Write out all the entries word for word and omit any pictures.

Record set:
------------------------------

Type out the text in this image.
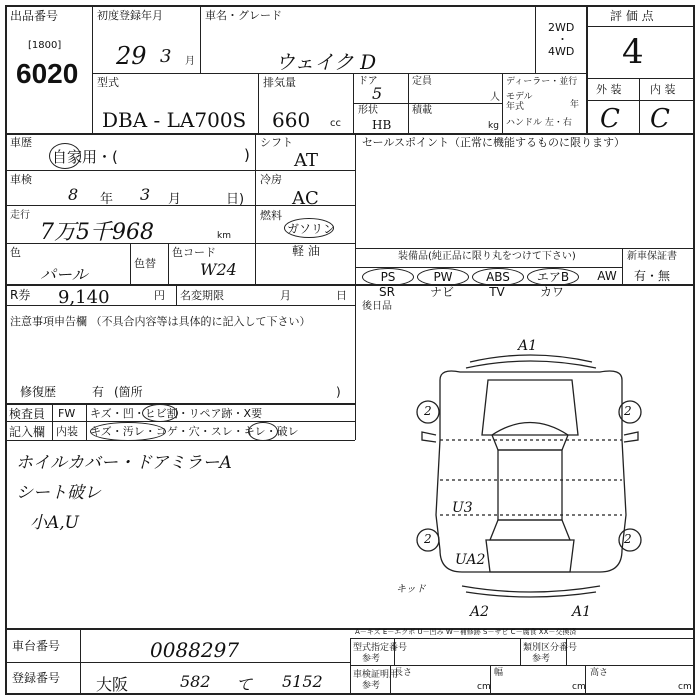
出品番号
[1800]
6020
初度登録年月
29 3 月
車名・グレード
ウェイク D
2WD
・
4WD
評 価 点
4
外 装	内 装
C C
型式
DBA - LA700S
排気量
660 cc
ドア
5
定員
人
形状
HB
積載
kg
ディーラー・並行
モデル
年式	年
ハンドル 左・右
車歴
自家用・(	)
シフト
AT
セールスポイント（正常に機能するものに限ります）
車検
8 年 3 月	日)
冷房
AC
走行
7万5千968	km
燃料
ガソリン
軽 油
色
パール
色替
色コード
W24
R券 9,140	円 名変期限	月	日
注意事項申告欄 （不具合内容等は具体的に記入して下さい）
修復歴	有 (箇所	)
装備品(純正品に限り丸をつけて下さい)	新車保証書
有・無
PS	PW	ABS	エアB	AW
SR	ナビ	TV	カワ
後日品
検査員
記入欄
FW キズ・凹・ヒビ割・リペア跡・X要
内装 キズ・汚レ・コゲ・穴・スレ・キレ・破レ
ホイルカバー・ドアミラーA
シート破レ
小A,U
A1
2	2
2	2
U3
UA2
A2	A1
キッド
A－キズ E－エクボ U－凹み W－補修跡 S－サビ C－腐食 XX－交換済
車台番号	0088297
登録番号 大阪	582 て 5152
型式指定番号
参考
類別区分番号
参考
車検証明用
参考
長さ	幅	高さ
cm	cm	cm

------------------------------

The solution:
Type out the text in this image.
出品番号
[1800]
6020
初度登録年月
29 3 月
車名・グレード
ウェイク D
2WD
・
4WD
評 価 点
4
外 装	内 装
C C
型式
DBA - LA700S
排気量
660 cc
ドア
5
定員
人
形状
HB
積載
kg
ディーラー・並行
モデル
年式	年
ハンドル 左・右
車歴
自家用・(	)
シフト
AT
セールスポイント（正常に機能するものに限ります）
車検
8 年 3 月	日)
冷房
AC
走行
7万5千968	km
燃料
ガソリン
軽 油
色
パール
色替
色コード
W24
R券 9,140	円 名変期限	月	日
注意事項申告欄 （不具合内容等は具体的に記入して下さい）
修復歴	有 (箇所	)
装備品(純正品に限り丸をつけて下さい)	新車保証書
有・無
PS	PW	ABS	エアB	AW
SR	ナビ	TV	カワ
後日品
検査員
記入欄
FW キズ・凹・ヒビ割・リペア跡・X要
内装 キズ・汚レ・コゲ・穴・スレ・キレ・破レ
ホイルカバー・ドアミラーA
シート破レ
小A,U
A1
2	2
2	2
U3
UA2
A2	A1
キッド
A－キズ E－エクボ U－凹み W－補修跡 S－サビ C－腐食 XX－交換済
車台番号	0088297
登録番号 大阪	582 て 5152
型式指定番号
参考
類別区分番号
参考
車検証明用
参考
長さ	幅	高さ
cm	cm	cm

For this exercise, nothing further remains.